Records from a data source
[START]
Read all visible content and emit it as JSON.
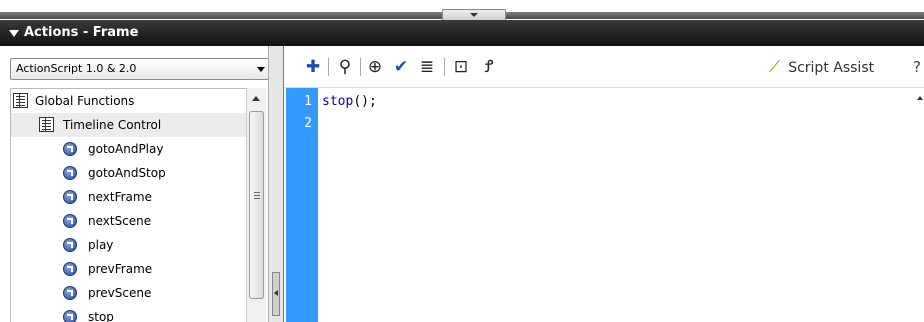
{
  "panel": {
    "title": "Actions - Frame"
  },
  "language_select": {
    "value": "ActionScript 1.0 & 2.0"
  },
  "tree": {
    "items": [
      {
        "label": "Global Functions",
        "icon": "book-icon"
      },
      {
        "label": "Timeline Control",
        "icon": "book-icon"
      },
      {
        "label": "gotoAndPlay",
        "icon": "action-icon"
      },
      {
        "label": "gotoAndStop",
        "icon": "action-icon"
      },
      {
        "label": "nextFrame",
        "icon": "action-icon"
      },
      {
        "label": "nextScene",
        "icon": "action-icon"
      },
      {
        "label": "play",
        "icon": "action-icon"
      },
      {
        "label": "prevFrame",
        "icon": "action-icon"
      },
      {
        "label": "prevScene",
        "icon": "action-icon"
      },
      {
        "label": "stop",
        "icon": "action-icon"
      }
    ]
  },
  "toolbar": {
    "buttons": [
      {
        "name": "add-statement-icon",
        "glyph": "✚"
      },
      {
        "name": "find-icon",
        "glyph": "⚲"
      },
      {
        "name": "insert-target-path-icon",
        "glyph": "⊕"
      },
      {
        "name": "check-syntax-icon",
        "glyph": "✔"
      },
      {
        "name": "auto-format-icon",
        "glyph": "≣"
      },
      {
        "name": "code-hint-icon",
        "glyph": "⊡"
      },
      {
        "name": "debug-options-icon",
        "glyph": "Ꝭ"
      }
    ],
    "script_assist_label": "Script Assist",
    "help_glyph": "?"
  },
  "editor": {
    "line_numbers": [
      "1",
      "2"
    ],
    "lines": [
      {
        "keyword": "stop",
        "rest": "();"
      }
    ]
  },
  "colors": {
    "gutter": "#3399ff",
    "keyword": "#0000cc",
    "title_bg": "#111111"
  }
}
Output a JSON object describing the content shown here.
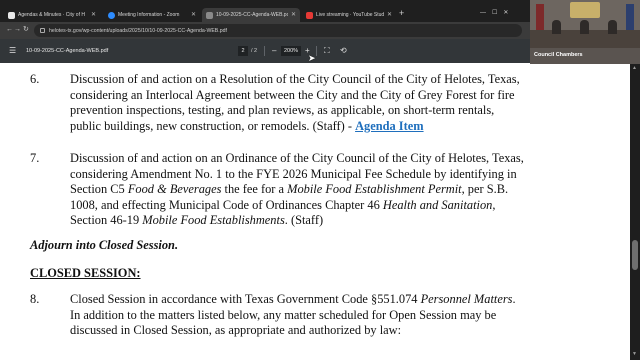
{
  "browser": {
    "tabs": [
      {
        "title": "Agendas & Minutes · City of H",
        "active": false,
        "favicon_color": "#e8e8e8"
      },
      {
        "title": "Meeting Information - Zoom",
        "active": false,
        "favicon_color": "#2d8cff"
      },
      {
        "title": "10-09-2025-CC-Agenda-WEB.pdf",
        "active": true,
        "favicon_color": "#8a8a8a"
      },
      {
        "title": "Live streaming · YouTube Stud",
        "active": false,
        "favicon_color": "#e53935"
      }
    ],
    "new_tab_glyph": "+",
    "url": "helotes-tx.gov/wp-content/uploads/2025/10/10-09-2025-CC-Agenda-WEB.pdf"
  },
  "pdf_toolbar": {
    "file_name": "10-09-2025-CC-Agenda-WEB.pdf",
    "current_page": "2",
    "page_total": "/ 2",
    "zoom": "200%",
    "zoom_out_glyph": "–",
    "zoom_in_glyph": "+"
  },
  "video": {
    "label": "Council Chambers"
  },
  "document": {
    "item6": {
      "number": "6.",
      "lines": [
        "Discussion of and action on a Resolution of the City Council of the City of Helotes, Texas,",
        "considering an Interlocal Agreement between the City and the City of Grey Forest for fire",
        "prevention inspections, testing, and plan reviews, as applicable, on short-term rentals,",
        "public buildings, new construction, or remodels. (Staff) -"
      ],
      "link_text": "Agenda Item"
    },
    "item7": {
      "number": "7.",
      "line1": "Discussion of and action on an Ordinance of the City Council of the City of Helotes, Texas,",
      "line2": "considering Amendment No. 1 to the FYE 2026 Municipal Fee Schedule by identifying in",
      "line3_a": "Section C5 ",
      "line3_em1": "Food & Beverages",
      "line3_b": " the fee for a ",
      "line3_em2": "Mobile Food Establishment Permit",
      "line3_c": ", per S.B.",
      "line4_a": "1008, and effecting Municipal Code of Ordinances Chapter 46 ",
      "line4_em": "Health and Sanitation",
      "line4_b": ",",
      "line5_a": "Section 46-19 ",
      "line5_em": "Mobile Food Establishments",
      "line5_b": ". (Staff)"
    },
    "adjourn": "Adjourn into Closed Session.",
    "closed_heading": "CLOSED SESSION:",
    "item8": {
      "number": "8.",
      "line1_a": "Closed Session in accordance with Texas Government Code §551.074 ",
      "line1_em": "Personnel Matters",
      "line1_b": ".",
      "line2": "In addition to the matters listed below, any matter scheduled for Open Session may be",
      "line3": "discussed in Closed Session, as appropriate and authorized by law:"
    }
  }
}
[END]
# [Given request]
Identify the lines above with the word "Discussion". Copy them.

# [Response to this exercise]
        "Discussion of and action on a Resolution of the City Council of the City of Helotes, Texas,",
      "line1": "Discussion of and action on an Ordinance of the City Council of the City of Helotes, Texas,",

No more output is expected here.